◆ WHAT IS ASKED
Render every entry verbatim.

◆ MATERIAL
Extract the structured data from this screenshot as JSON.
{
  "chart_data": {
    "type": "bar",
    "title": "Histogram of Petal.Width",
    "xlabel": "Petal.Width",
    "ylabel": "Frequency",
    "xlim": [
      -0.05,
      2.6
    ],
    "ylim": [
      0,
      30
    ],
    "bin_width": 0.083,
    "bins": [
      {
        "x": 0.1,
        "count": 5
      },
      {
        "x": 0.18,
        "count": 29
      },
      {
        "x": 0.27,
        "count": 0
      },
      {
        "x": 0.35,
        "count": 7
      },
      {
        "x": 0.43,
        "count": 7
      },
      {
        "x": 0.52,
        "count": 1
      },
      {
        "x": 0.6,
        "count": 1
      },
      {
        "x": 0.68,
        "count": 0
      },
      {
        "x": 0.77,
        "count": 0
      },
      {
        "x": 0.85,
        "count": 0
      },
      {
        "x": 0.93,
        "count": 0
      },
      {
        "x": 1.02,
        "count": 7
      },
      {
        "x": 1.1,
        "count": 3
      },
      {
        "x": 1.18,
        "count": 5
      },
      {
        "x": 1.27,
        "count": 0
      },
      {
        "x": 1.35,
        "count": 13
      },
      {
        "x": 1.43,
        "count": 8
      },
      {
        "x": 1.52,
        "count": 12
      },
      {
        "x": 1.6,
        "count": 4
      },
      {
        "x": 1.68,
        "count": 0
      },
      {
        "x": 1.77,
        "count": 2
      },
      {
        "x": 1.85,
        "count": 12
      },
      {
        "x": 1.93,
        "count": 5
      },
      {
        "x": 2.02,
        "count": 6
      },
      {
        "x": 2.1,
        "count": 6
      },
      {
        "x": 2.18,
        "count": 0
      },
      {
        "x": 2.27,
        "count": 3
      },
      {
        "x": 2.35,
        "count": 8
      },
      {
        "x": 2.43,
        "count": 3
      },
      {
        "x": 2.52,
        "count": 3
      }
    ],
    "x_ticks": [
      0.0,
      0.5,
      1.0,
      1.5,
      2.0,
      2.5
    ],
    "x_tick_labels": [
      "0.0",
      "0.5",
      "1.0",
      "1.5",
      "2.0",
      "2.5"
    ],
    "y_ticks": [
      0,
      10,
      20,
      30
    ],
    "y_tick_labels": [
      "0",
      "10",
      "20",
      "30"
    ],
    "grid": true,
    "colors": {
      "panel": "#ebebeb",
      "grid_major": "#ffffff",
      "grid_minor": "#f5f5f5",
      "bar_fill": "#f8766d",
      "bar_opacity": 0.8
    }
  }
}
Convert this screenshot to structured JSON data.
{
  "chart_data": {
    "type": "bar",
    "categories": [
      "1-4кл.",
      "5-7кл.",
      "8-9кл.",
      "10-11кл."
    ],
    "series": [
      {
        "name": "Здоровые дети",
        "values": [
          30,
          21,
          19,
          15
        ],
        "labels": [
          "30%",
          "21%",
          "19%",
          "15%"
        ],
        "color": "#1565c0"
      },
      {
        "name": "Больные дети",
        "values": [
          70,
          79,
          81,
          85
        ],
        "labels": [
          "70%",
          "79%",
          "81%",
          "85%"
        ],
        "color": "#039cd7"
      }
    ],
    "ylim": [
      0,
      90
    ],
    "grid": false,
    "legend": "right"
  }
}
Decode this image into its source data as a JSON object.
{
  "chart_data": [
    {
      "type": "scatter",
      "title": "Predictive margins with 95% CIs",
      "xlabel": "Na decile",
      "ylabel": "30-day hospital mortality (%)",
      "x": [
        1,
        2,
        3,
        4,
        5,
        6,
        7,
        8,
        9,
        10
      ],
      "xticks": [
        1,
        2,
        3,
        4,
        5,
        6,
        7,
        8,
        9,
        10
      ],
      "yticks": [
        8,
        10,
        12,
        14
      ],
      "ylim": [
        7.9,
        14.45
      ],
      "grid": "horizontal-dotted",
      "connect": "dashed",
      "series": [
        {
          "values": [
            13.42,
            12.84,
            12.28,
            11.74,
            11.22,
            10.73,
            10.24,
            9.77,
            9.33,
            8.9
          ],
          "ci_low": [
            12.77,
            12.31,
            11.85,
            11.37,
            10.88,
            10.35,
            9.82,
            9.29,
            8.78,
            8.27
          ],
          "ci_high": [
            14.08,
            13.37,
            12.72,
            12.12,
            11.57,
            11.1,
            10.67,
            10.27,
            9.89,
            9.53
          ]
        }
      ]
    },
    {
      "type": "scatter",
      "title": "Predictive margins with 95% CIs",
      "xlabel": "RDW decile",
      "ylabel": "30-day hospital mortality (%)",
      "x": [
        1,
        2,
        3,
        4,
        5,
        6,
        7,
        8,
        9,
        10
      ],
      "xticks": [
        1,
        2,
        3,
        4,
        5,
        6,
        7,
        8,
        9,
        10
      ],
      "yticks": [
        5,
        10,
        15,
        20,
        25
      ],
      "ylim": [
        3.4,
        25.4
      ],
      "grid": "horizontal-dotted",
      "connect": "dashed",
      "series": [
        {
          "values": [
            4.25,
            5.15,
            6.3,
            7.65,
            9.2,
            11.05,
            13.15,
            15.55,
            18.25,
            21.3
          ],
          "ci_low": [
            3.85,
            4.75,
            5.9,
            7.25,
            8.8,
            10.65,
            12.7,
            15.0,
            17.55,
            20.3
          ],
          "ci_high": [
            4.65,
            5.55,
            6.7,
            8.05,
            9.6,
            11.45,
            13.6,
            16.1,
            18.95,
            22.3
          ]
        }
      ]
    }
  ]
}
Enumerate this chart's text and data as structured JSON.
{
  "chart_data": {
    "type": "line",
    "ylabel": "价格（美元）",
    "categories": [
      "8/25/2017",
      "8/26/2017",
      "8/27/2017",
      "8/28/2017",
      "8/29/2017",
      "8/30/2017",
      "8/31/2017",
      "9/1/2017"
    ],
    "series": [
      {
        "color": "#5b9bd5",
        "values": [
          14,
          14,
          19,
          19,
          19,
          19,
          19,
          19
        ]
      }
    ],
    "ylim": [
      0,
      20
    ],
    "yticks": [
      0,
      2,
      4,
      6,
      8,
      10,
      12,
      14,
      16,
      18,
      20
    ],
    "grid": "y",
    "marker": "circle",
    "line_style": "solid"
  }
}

◆ THE OUTPUT
Extract the structured data from this screenshot as JSON.
{
  "chart_data": {
    "type": "bar",
    "title": "Histogram of Petal.Width",
    "xlabel": "Petal.Width",
    "ylabel": "Frequency",
    "xlim": [
      -0.05,
      2.6
    ],
    "ylim": [
      0,
      30
    ],
    "bin_width": 0.083,
    "bins": [
      {
        "x": 0.1,
        "count": 5
      },
      {
        "x": 0.18,
        "count": 29
      },
      {
        "x": 0.27,
        "count": 0
      },
      {
        "x": 0.35,
        "count": 7
      },
      {
        "x": 0.43,
        "count": 7
      },
      {
        "x": 0.52,
        "count": 1
      },
      {
        "x": 0.6,
        "count": 1
      },
      {
        "x": 0.68,
        "count": 0
      },
      {
        "x": 0.77,
        "count": 0
      },
      {
        "x": 0.85,
        "count": 0
      },
      {
        "x": 0.93,
        "count": 0
      },
      {
        "x": 1.02,
        "count": 7
      },
      {
        "x": 1.1,
        "count": 3
      },
      {
        "x": 1.18,
        "count": 5
      },
      {
        "x": 1.27,
        "count": 0
      },
      {
        "x": 1.35,
        "count": 13
      },
      {
        "x": 1.43,
        "count": 8
      },
      {
        "x": 1.52,
        "count": 12
      },
      {
        "x": 1.6,
        "count": 4
      },
      {
        "x": 1.68,
        "count": 0
      },
      {
        "x": 1.77,
        "count": 2
      },
      {
        "x": 1.85,
        "count": 12
      },
      {
        "x": 1.93,
        "count": 5
      },
      {
        "x": 2.02,
        "count": 6
      },
      {
        "x": 2.1,
        "count": 6
      },
      {
        "x": 2.18,
        "count": 0
      },
      {
        "x": 2.27,
        "count": 3
      },
      {
        "x": 2.35,
        "count": 8
      },
      {
        "x": 2.43,
        "count": 3
      },
      {
        "x": 2.52,
        "count": 3
      }
    ],
    "x_ticks": [
      0.0,
      0.5,
      1.0,
      1.5,
      2.0,
      2.5
    ],
    "x_tick_labels": [
      "0.0",
      "0.5",
      "1.0",
      "1.5",
      "2.0",
      "2.5"
    ],
    "y_ticks": [
      0,
      10,
      20,
      30
    ],
    "y_tick_labels": [
      "0",
      "10",
      "20",
      "30"
    ],
    "grid": true,
    "colors": {
      "panel": "#ebebeb",
      "grid_major": "#ffffff",
      "grid_minor": "#f5f5f5",
      "bar_fill": "#f8766d",
      "bar_opacity": 0.8
    }
  }
}
Convert this screenshot to structured JSON data.
{
  "chart_data": {
    "type": "bar",
    "categories": [
      "1-4кл.",
      "5-7кл.",
      "8-9кл.",
      "10-11кл."
    ],
    "series": [
      {
        "name": "Здоровые дети",
        "values": [
          30,
          21,
          19,
          15
        ],
        "labels": [
          "30%",
          "21%",
          "19%",
          "15%"
        ],
        "color": "#1565c0"
      },
      {
        "name": "Больные дети",
        "values": [
          70,
          79,
          81,
          85
        ],
        "labels": [
          "70%",
          "79%",
          "81%",
          "85%"
        ],
        "color": "#039cd7"
      }
    ],
    "ylim": [
      0,
      90
    ],
    "grid": false,
    "legend": "right"
  }
}
Decode this image into its source data as a JSON object.
{
  "chart_data": [
    {
      "type": "scatter",
      "title": "Predictive margins with 95% CIs",
      "xlabel": "Na decile",
      "ylabel": "30-day hospital mortality (%)",
      "x": [
        1,
        2,
        3,
        4,
        5,
        6,
        7,
        8,
        9,
        10
      ],
      "xticks": [
        1,
        2,
        3,
        4,
        5,
        6,
        7,
        8,
        9,
        10
      ],
      "yticks": [
        8,
        10,
        12,
        14
      ],
      "ylim": [
        7.9,
        14.45
      ],
      "grid": "horizontal-dotted",
      "connect": "dashed",
      "series": [
        {
          "values": [
            13.42,
            12.84,
            12.28,
            11.74,
            11.22,
            10.73,
            10.24,
            9.77,
            9.33,
            8.9
          ],
          "ci_low": [
            12.77,
            12.31,
            11.85,
            11.37,
            10.88,
            10.35,
            9.82,
            9.29,
            8.78,
            8.27
          ],
          "ci_high": [
            14.08,
            13.37,
            12.72,
            12.12,
            11.57,
            11.1,
            10.67,
            10.27,
            9.89,
            9.53
          ]
        }
      ]
    },
    {
      "type": "scatter",
      "title": "Predictive margins with 95% CIs",
      "xlabel": "RDW decile",
      "ylabel": "30-day hospital mortality (%)",
      "x": [
        1,
        2,
        3,
        4,
        5,
        6,
        7,
        8,
        9,
        10
      ],
      "xticks": [
        1,
        2,
        3,
        4,
        5,
        6,
        7,
        8,
        9,
        10
      ],
      "yticks": [
        5,
        10,
        15,
        20,
        25
      ],
      "ylim": [
        3.4,
        25.4
      ],
      "grid": "horizontal-dotted",
      "connect": "dashed",
      "series": [
        {
          "values": [
            4.25,
            5.15,
            6.3,
            7.65,
            9.2,
            11.05,
            13.15,
            15.55,
            18.25,
            21.3
          ],
          "ci_low": [
            3.85,
            4.75,
            5.9,
            7.25,
            8.8,
            10.65,
            12.7,
            15.0,
            17.55,
            20.3
          ],
          "ci_high": [
            4.65,
            5.55,
            6.7,
            8.05,
            9.6,
            11.45,
            13.6,
            16.1,
            18.95,
            22.3
          ]
        }
      ]
    }
  ]
}
Enumerate this chart's text and data as structured JSON.
{
  "chart_data": {
    "type": "line",
    "ylabel": "价格（美元）",
    "categories": [
      "8/25/2017",
      "8/26/2017",
      "8/27/2017",
      "8/28/2017",
      "8/29/2017",
      "8/30/2017",
      "8/31/2017",
      "9/1/2017"
    ],
    "series": [
      {
        "color": "#5b9bd5",
        "values": [
          14,
          14,
          19,
          19,
          19,
          19,
          19,
          19
        ]
      }
    ],
    "ylim": [
      0,
      20
    ],
    "yticks": [
      0,
      2,
      4,
      6,
      8,
      10,
      12,
      14,
      16,
      18,
      20
    ],
    "grid": "y",
    "marker": "circle",
    "line_style": "solid"
  }
}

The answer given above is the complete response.